Data for processing -
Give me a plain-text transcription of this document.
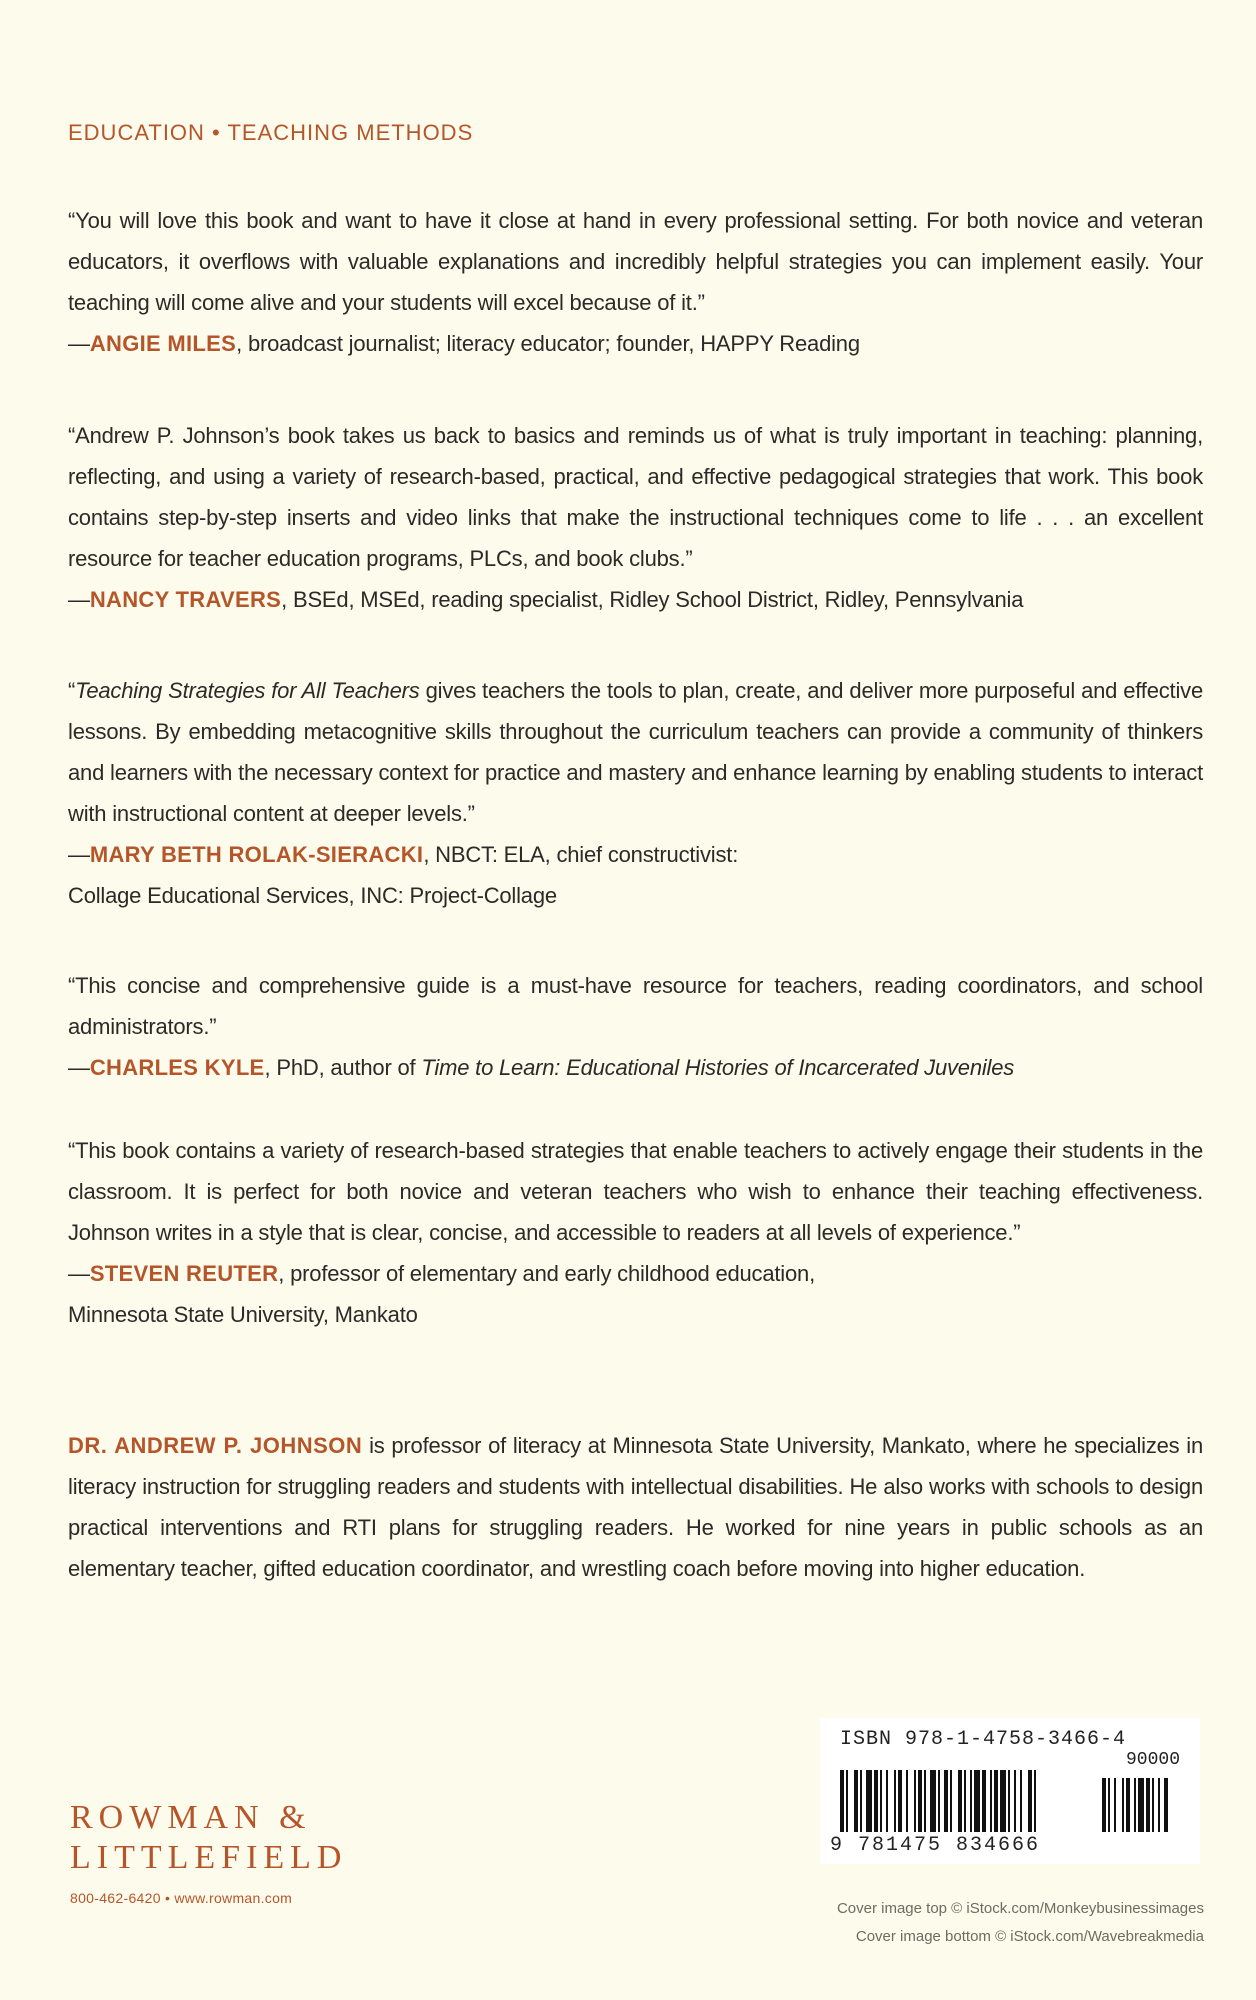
EDUCATION • TEACHING METHODS

“You will love this book and want to have it close at hand in every professional setting. For both novice and veteran educators, it overflows with valuable explanations and incredibly helpful strategies you can implement easily. Your teaching will come alive and your students will excel because of it.”

—ANGIE MILES, broadcast journalist; literacy educator; founder, HAPPY Reading

“Andrew P. Johnson’s book takes us back to basics and reminds us of what is truly important in teaching: planning, reflecting, and using a variety of research-based, practical, and effective pedagogical strategies that work. This book contains step-by-step inserts and video links that make the instructional techniques come to life . . . an excellent resource for teacher education programs, PLCs, and book clubs.”

—NANCY TRAVERS, BSEd, MSEd, reading specialist, Ridley School District, Ridley, Pennsylvania

“Teaching Strategies for All Teachers gives teachers the tools to plan, create, and deliver more purposeful and effective lessons. By embedding metacognitive skills throughout the curriculum teachers can provide a community of thinkers and learners with the necessary context for practice and mastery and enhance learning by enabling students to interact with instructional content at deeper levels.”

—MARY BETH ROLAK-SIERACKI, NBCT: ELA, chief constructivist:

Collage Educational Services, INC: Project-Collage

“This concise and comprehensive guide is a must-have resource for teachers, reading coordinators, and school administrators.”

—CHARLES KYLE, PhD, author of Time to Learn: Educational Histories of Incarcerated Juveniles

“This book contains a variety of research-based strategies that enable teachers to actively engage their students in the classroom. It is perfect for both novice and veteran teachers who wish to enhance their teaching effectiveness. Johnson writes in a style that is clear, concise, and accessible to readers at all levels of experience.”

—STEVEN REUTER, professor of elementary and early childhood education,

Minnesota State University, Mankato

DR. ANDREW P. JOHNSON is professor of literacy at Minnesota State University, Mankato, where he specializes in literacy instruction for struggling readers and students with intellectual disabilities. He also works with schools to design practical interventions and RTI plans for struggling readers. He worked for nine years in public schools as an elementary teacher, gifted education coordinator, and wrestling coach before moving into higher education.

ROWMAN &
LITTLEFIELD
800-462-6420 • www.rowman.com
ISBN 978-1-4758-3466-4
90000
9 781475 834666
Cover image top © iStock.com/Monkeybusinessimages
Cover image bottom © iStock.com/Wavebreakmedia
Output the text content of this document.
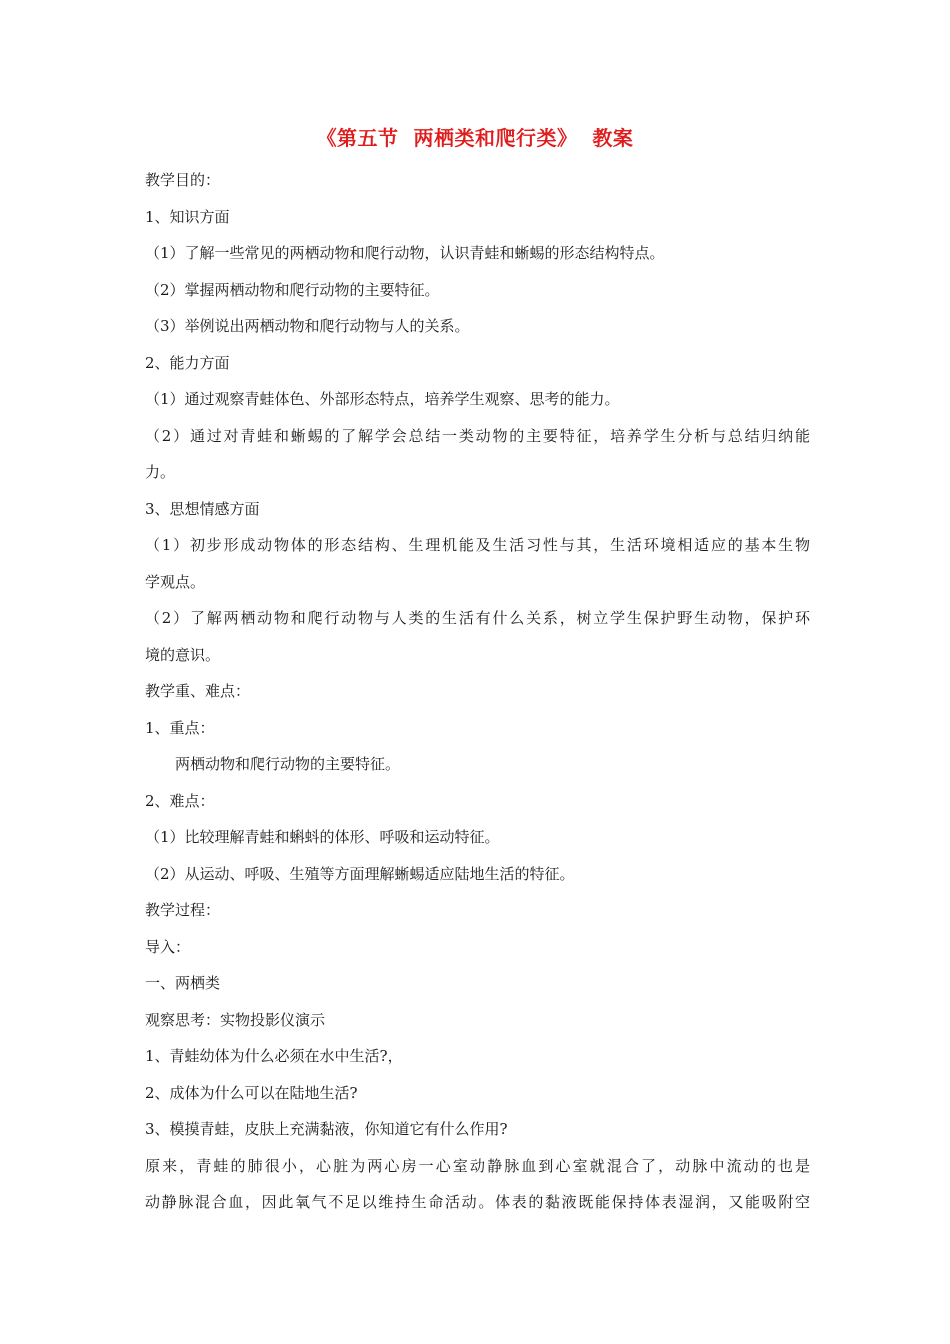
《第五节  两栖类和爬行类》  教案
教学目的：
1、知识方面
（1）了解一些常见的两栖动物和爬行动物，认识青蛙和蜥蜴的形态结构特点。
（2）掌握两栖动物和爬行动物的主要特征。
（3）举例说出两栖动物和爬行动物与人的关系。
2、能力方面
（1）通过观察青蛙体色、外部形态特点，培养学生观察、思考的能力。
（2）通过对青蛙和蜥蜴的了解学会总结一类动物的主要特征，培养学生分析与总结归纳能
力。
3、思想情感方面
（1）初步形成动物体的形态结构、生理机能及生活习性与其，生活环境相适应的基本生物
学观点。
（2）了解两栖动物和爬行动物与人类的生活有什么关系，树立学生保护野生动物，保护环
境的意识。
教学重、难点：
1、重点：
两栖动物和爬行动物的主要特征。
2、难点：
（1）比较理解青蛙和蝌蚪的体形、呼吸和运动特征。
（2）从运动、呼吸、生殖等方面理解蜥蜴适应陆地生活的特征。
教学过程：
导入：
一、两栖类
观察思考：实物投影仪演示
1、青蛙幼体为什么必须在水中生活?，
2、成体为什么可以在陆地生活?
3、模摸青蛙，皮肤上充满黏液，你知道它有什么作用?
原来，青蛙的肺很小，心脏为两心房一心室动静脉血到心室就混合了，动脉中流动的也是
动静脉混合血，因此氧气不足以维持生命活动。体表的黏液既能保持体表湿润，又能吸附空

Task objective - Copy the material shown above in full and exactly. Skip the pictures.

Task output -
Give me a plain-text transcription of this document.
EDUCATION • TEACHING METHODS

“You will love this book and want to have it close at hand in every professional setting. For both novice and veteran educators, it overflows with valuable explanations and incredibly helpful strategies you can implement easily. Your teaching will come alive and your students will excel because of it.”

—ANGIE MILES, broadcast journalist; literacy educator; founder, HAPPY Reading

“Andrew P. Johnson’s book takes us back to basics and reminds us of what is truly important in teaching: planning, reflecting, and using a variety of research-based, practical, and effective pedagogical strategies that work. This book contains step-by-step inserts and video links that make the instructional techniques come to life . . . an excellent resource for teacher education programs, PLCs, and book clubs.”

—NANCY TRAVERS, BSEd, MSEd, reading specialist, Ridley School District, Ridley, Pennsylvania

“Teaching Strategies for All Teachers gives teachers the tools to plan, create, and deliver more purposeful and effective lessons. By embedding metacognitive skills throughout the curriculum teachers can provide a community of thinkers and learners with the necessary context for practice and mastery and enhance learning by enabling students to interact with instructional content at deeper levels.”

—MARY BETH ROLAK-SIERACKI, NBCT: ELA, chief constructivist:

Collage Educational Services, INC: Project-Collage

“This concise and comprehensive guide is a must-have resource for teachers, reading coordinators, and school administrators.”

—CHARLES KYLE, PhD, author of Time to Learn: Educational Histories of Incarcerated Juveniles

“This book contains a variety of research-based strategies that enable teachers to actively engage their students in the classroom. It is perfect for both novice and veteran teachers who wish to enhance their teaching effectiveness. Johnson writes in a style that is clear, concise, and accessible to readers at all levels of experience.”

—STEVEN REUTER, professor of elementary and early childhood education,

Minnesota State University, Mankato

DR. ANDREW P. JOHNSON is professor of literacy at Minnesota State University, Mankato, where he specializes in literacy instruction for struggling readers and students with intellectual disabilities. He also works with schools to design practical interventions and RTI plans for struggling readers. He worked for nine years in public schools as an elementary teacher, gifted education coordinator, and wrestling coach before moving into higher education.

ROWMAN &
LITTLEFIELD
800-462-6420 • www.rowman.com
ISBN 978-1-4758-3466-4
90000
9 781475 834666
Cover image top © iStock.com/Monkeybusinessimages
Cover image bottom © iStock.com/Wavebreakmedia
Output the text content of this document.
《第五节  两栖类和爬行类》  教案
教学目的：
1、知识方面
（1）了解一些常见的两栖动物和爬行动物，认识青蛙和蜥蜴的形态结构特点。
（2）掌握两栖动物和爬行动物的主要特征。
（3）举例说出两栖动物和爬行动物与人的关系。
2、能力方面
（1）通过观察青蛙体色、外部形态特点，培养学生观察、思考的能力。
（2）通过对青蛙和蜥蜴的了解学会总结一类动物的主要特征，培养学生分析与总结归纳能
力。
3、思想情感方面
（1）初步形成动物体的形态结构、生理机能及生活习性与其，生活环境相适应的基本生物
学观点。
（2）了解两栖动物和爬行动物与人类的生活有什么关系，树立学生保护野生动物，保护环
境的意识。
教学重、难点：
1、重点：
两栖动物和爬行动物的主要特征。
2、难点：
（1）比较理解青蛙和蝌蚪的体形、呼吸和运动特征。
（2）从运动、呼吸、生殖等方面理解蜥蜴适应陆地生活的特征。
教学过程：
导入：
一、两栖类
观察思考：实物投影仪演示
1、青蛙幼体为什么必须在水中生活?，
2、成体为什么可以在陆地生活?
3、模摸青蛙，皮肤上充满黏液，你知道它有什么作用?
原来，青蛙的肺很小，心脏为两心房一心室动静脉血到心室就混合了，动脉中流动的也是
动静脉混合血，因此氧气不足以维持生命活动。体表的黏液既能保持体表湿润，又能吸附空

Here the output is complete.